━━ Supplied data ━━

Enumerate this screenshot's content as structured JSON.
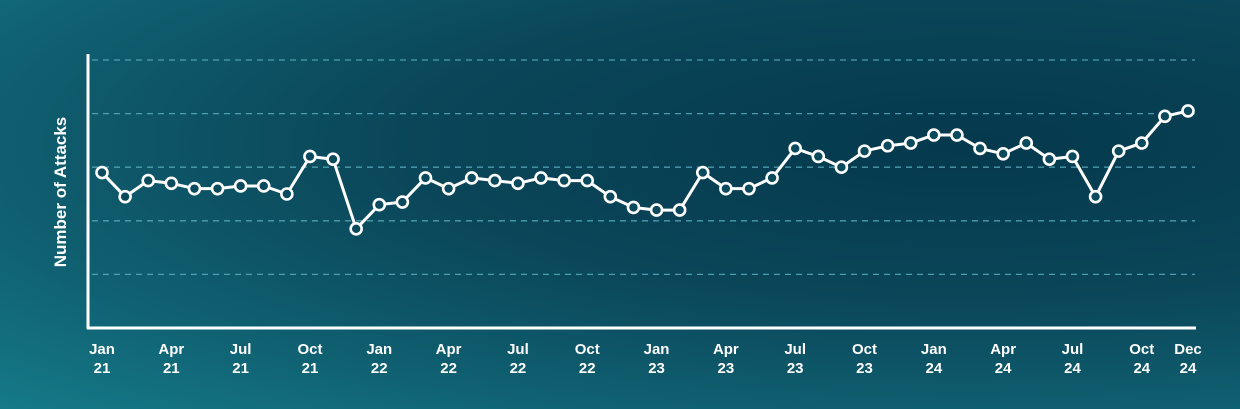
{
  "chart_data": {
    "type": "line",
    "title": "",
    "xlabel": "",
    "ylabel": "Number of Attacks",
    "ylim": [
      0,
      5
    ],
    "grid": "horizontal-dashed",
    "colors": {
      "line": "#ffffff",
      "marker_fill": "#0a4a5c",
      "grid": "#5fb2c4",
      "axis": "#ffffff"
    },
    "x_ticks": [
      {
        "index": 0,
        "month": "Jan",
        "year": "21"
      },
      {
        "index": 3,
        "month": "Apr",
        "year": "21"
      },
      {
        "index": 6,
        "month": "Jul",
        "year": "21"
      },
      {
        "index": 9,
        "month": "Oct",
        "year": "21"
      },
      {
        "index": 12,
        "month": "Jan",
        "year": "22"
      },
      {
        "index": 15,
        "month": "Apr",
        "year": "22"
      },
      {
        "index": 18,
        "month": "Jul",
        "year": "22"
      },
      {
        "index": 21,
        "month": "Oct",
        "year": "22"
      },
      {
        "index": 24,
        "month": "Jan",
        "year": "23"
      },
      {
        "index": 27,
        "month": "Apr",
        "year": "23"
      },
      {
        "index": 30,
        "month": "Jul",
        "year": "23"
      },
      {
        "index": 33,
        "month": "Oct",
        "year": "23"
      },
      {
        "index": 36,
        "month": "Jan",
        "year": "24"
      },
      {
        "index": 39,
        "month": "Apr",
        "year": "24"
      },
      {
        "index": 42,
        "month": "Jul",
        "year": "24"
      },
      {
        "index": 45,
        "month": "Oct",
        "year": "24"
      },
      {
        "index": 47,
        "month": "Dec",
        "year": "24"
      }
    ],
    "series": [
      {
        "values": [
          2.9,
          2.45,
          2.75,
          2.7,
          2.6,
          2.6,
          2.65,
          2.65,
          2.5,
          3.2,
          3.15,
          1.85,
          2.3,
          2.35,
          2.8,
          2.6,
          2.8,
          2.75,
          2.7,
          2.8,
          2.75,
          2.75,
          2.45,
          2.25,
          2.2,
          2.2,
          2.9,
          2.6,
          2.6,
          2.8,
          3.35,
          3.2,
          3.0,
          3.3,
          3.4,
          3.45,
          3.6,
          3.6,
          3.35,
          3.25,
          3.45,
          3.15,
          3.2,
          2.45,
          3.3,
          3.45,
          3.95,
          4.05
        ]
      }
    ]
  }
}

━━━

● **Task prompt**
Without including any pictures, reproduce the listing exactly.

● **Response**
Enumerate this screenshot's content as structured JSON.
{
  "chart_data": {
    "type": "line",
    "title": "",
    "xlabel": "",
    "ylabel": "Number of Attacks",
    "ylim": [
      0,
      5
    ],
    "grid": "horizontal-dashed",
    "colors": {
      "line": "#ffffff",
      "marker_fill": "#0a4a5c",
      "grid": "#5fb2c4",
      "axis": "#ffffff"
    },
    "x_ticks": [
      {
        "index": 0,
        "month": "Jan",
        "year": "21"
      },
      {
        "index": 3,
        "month": "Apr",
        "year": "21"
      },
      {
        "index": 6,
        "month": "Jul",
        "year": "21"
      },
      {
        "index": 9,
        "month": "Oct",
        "year": "21"
      },
      {
        "index": 12,
        "month": "Jan",
        "year": "22"
      },
      {
        "index": 15,
        "month": "Apr",
        "year": "22"
      },
      {
        "index": 18,
        "month": "Jul",
        "year": "22"
      },
      {
        "index": 21,
        "month": "Oct",
        "year": "22"
      },
      {
        "index": 24,
        "month": "Jan",
        "year": "23"
      },
      {
        "index": 27,
        "month": "Apr",
        "year": "23"
      },
      {
        "index": 30,
        "month": "Jul",
        "year": "23"
      },
      {
        "index": 33,
        "month": "Oct",
        "year": "23"
      },
      {
        "index": 36,
        "month": "Jan",
        "year": "24"
      },
      {
        "index": 39,
        "month": "Apr",
        "year": "24"
      },
      {
        "index": 42,
        "month": "Jul",
        "year": "24"
      },
      {
        "index": 45,
        "month": "Oct",
        "year": "24"
      },
      {
        "index": 47,
        "month": "Dec",
        "year": "24"
      }
    ],
    "series": [
      {
        "values": [
          2.9,
          2.45,
          2.75,
          2.7,
          2.6,
          2.6,
          2.65,
          2.65,
          2.5,
          3.2,
          3.15,
          1.85,
          2.3,
          2.35,
          2.8,
          2.6,
          2.8,
          2.75,
          2.7,
          2.8,
          2.75,
          2.75,
          2.45,
          2.25,
          2.2,
          2.2,
          2.9,
          2.6,
          2.6,
          2.8,
          3.35,
          3.2,
          3.0,
          3.3,
          3.4,
          3.45,
          3.6,
          3.6,
          3.35,
          3.25,
          3.45,
          3.15,
          3.2,
          2.45,
          3.3,
          3.45,
          3.95,
          4.05
        ]
      }
    ]
  }
}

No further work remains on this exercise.